Every entry below must appear again, exactly as written.
++++ Stored records
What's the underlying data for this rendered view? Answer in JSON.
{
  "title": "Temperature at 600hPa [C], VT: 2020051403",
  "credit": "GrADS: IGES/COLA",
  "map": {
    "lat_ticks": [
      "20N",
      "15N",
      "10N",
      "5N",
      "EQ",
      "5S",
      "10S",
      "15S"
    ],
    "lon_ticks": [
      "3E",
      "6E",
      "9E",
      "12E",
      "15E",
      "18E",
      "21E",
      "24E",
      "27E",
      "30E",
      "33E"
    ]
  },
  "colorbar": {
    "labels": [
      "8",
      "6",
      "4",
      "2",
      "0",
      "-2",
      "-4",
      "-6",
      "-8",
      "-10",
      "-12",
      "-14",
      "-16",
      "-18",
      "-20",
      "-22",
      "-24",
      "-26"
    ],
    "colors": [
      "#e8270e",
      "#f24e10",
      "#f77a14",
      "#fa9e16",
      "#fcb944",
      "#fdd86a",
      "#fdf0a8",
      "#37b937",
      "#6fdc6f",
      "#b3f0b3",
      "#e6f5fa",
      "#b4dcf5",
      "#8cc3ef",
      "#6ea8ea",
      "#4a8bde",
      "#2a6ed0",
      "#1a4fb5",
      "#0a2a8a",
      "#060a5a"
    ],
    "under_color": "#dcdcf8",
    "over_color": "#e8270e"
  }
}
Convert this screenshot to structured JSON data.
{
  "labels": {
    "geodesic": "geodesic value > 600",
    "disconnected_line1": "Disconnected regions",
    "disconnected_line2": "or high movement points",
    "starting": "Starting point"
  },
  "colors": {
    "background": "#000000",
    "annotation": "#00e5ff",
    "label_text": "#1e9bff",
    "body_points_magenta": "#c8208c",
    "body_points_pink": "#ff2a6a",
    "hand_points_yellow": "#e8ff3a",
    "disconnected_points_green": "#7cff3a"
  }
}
++++++++
__Exercise result__
What's the underlying data for this rendered view? Answer in JSON.
{
  "title": "Temperature at 600hPa [C], VT: 2020051403",
  "credit": "GrADS: IGES/COLA",
  "map": {
    "lat_ticks": [
      "20N",
      "15N",
      "10N",
      "5N",
      "EQ",
      "5S",
      "10S",
      "15S"
    ],
    "lon_ticks": [
      "3E",
      "6E",
      "9E",
      "12E",
      "15E",
      "18E",
      "21E",
      "24E",
      "27E",
      "30E",
      "33E"
    ]
  },
  "colorbar": {
    "labels": [
      "8",
      "6",
      "4",
      "2",
      "0",
      "-2",
      "-4",
      "-6",
      "-8",
      "-10",
      "-12",
      "-14",
      "-16",
      "-18",
      "-20",
      "-22",
      "-24",
      "-26"
    ],
    "colors": [
      "#e8270e",
      "#f24e10",
      "#f77a14",
      "#fa9e16",
      "#fcb944",
      "#fdd86a",
      "#fdf0a8",
      "#37b937",
      "#6fdc6f",
      "#b3f0b3",
      "#e6f5fa",
      "#b4dcf5",
      "#8cc3ef",
      "#6ea8ea",
      "#4a8bde",
      "#2a6ed0",
      "#1a4fb5",
      "#0a2a8a",
      "#060a5a"
    ],
    "under_color": "#dcdcf8",
    "over_color": "#e8270e"
  }
}
Convert this screenshot to structured JSON data.
{
  "labels": {
    "geodesic": "geodesic value > 600",
    "disconnected_line1": "Disconnected regions",
    "disconnected_line2": "or high movement points",
    "starting": "Starting point"
  },
  "colors": {
    "background": "#000000",
    "annotation": "#00e5ff",
    "label_text": "#1e9bff",
    "body_points_magenta": "#c8208c",
    "body_points_pink": "#ff2a6a",
    "hand_points_yellow": "#e8ff3a",
    "disconnected_points_green": "#7cff3a"
  }
}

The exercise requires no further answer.